MATERIAL SUPPLIED
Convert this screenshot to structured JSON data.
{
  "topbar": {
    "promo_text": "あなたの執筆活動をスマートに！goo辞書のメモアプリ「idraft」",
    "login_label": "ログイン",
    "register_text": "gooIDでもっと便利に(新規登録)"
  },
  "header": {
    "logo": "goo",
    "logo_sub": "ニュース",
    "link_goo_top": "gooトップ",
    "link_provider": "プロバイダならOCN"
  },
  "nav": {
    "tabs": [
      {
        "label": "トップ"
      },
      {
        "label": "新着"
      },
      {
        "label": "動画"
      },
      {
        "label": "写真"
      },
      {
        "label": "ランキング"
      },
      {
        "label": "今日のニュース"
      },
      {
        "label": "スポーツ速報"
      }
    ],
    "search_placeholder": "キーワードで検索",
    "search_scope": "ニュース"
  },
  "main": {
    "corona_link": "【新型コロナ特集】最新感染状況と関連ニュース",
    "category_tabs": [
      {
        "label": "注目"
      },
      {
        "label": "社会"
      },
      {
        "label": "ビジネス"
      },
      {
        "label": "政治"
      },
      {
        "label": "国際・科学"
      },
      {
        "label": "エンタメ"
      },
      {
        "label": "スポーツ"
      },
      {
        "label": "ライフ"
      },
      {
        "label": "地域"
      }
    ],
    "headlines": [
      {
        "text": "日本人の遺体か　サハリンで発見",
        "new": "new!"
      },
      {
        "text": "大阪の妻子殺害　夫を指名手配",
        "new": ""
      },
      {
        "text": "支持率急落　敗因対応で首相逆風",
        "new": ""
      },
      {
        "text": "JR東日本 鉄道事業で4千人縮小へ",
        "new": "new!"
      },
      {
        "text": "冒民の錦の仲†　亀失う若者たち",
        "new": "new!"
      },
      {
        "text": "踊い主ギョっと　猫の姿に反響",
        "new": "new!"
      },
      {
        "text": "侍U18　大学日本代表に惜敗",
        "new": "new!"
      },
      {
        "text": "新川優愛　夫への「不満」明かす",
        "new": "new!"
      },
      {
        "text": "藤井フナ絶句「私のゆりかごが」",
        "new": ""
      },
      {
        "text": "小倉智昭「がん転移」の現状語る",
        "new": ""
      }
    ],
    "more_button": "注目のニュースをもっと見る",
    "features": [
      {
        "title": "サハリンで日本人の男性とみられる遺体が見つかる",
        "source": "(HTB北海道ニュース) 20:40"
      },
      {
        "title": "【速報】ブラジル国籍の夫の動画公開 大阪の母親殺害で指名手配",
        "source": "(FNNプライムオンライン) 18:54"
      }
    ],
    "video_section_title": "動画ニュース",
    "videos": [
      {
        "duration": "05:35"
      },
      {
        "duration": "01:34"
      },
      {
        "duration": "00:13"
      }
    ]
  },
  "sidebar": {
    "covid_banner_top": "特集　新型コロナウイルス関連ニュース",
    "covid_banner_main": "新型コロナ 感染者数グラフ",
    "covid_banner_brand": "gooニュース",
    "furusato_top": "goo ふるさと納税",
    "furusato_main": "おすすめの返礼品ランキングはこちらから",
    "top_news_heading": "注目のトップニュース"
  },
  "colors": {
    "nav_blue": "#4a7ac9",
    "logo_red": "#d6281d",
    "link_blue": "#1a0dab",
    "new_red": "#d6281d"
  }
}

WHAT YOU SHOULD DO
Reproduce the material precisely, including every line.

CORRECT OUTPUT
Convert this screenshot to structured JSON data.
{
  "topbar": {
    "promo_text": "あなたの執筆活動をスマートに！goo辞書のメモアプリ「idraft」",
    "login_label": "ログイン",
    "register_text": "gooIDでもっと便利に(新規登録)"
  },
  "header": {
    "logo": "goo",
    "logo_sub": "ニュース",
    "link_goo_top": "gooトップ",
    "link_provider": "プロバイダならOCN"
  },
  "nav": {
    "tabs": [
      {
        "label": "トップ"
      },
      {
        "label": "新着"
      },
      {
        "label": "動画"
      },
      {
        "label": "写真"
      },
      {
        "label": "ランキング"
      },
      {
        "label": "今日のニュース"
      },
      {
        "label": "スポーツ速報"
      }
    ],
    "search_placeholder": "キーワードで検索",
    "search_scope": "ニュース"
  },
  "main": {
    "corona_link": "【新型コロナ特集】最新感染状況と関連ニュース",
    "category_tabs": [
      {
        "label": "注目"
      },
      {
        "label": "社会"
      },
      {
        "label": "ビジネス"
      },
      {
        "label": "政治"
      },
      {
        "label": "国際・科学"
      },
      {
        "label": "エンタメ"
      },
      {
        "label": "スポーツ"
      },
      {
        "label": "ライフ"
      },
      {
        "label": "地域"
      }
    ],
    "headlines": [
      {
        "text": "日本人の遺体か　サハリンで発見",
        "new": "new!"
      },
      {
        "text": "大阪の妻子殺害　夫を指名手配",
        "new": ""
      },
      {
        "text": "支持率急落　敗因対応で首相逆風",
        "new": ""
      },
      {
        "text": "JR東日本 鉄道事業で4千人縮小へ",
        "new": "new!"
      },
      {
        "text": "冒民の錦の仲†　亀失う若者たち",
        "new": "new!"
      },
      {
        "text": "踊い主ギョっと　猫の姿に反響",
        "new": "new!"
      },
      {
        "text": "侍U18　大学日本代表に惜敗",
        "new": "new!"
      },
      {
        "text": "新川優愛　夫への「不満」明かす",
        "new": "new!"
      },
      {
        "text": "藤井フナ絶句「私のゆりかごが」",
        "new": ""
      },
      {
        "text": "小倉智昭「がん転移」の現状語る",
        "new": ""
      }
    ],
    "more_button": "注目のニュースをもっと見る",
    "features": [
      {
        "title": "サハリンで日本人の男性とみられる遺体が見つかる",
        "source": "(HTB北海道ニュース) 20:40"
      },
      {
        "title": "【速報】ブラジル国籍の夫の動画公開 大阪の母親殺害で指名手配",
        "source": "(FNNプライムオンライン) 18:54"
      }
    ],
    "video_section_title": "動画ニュース",
    "videos": [
      {
        "duration": "05:35"
      },
      {
        "duration": "01:34"
      },
      {
        "duration": "00:13"
      }
    ]
  },
  "sidebar": {
    "covid_banner_top": "特集　新型コロナウイルス関連ニュース",
    "covid_banner_main": "新型コロナ 感染者数グラフ",
    "covid_banner_brand": "gooニュース",
    "furusato_top": "goo ふるさと納税",
    "furusato_main": "おすすめの返礼品ランキングはこちらから",
    "top_news_heading": "注目のトップニュース"
  },
  "colors": {
    "nav_blue": "#4a7ac9",
    "logo_red": "#d6281d",
    "link_blue": "#1a0dab",
    "new_red": "#d6281d"
  }
}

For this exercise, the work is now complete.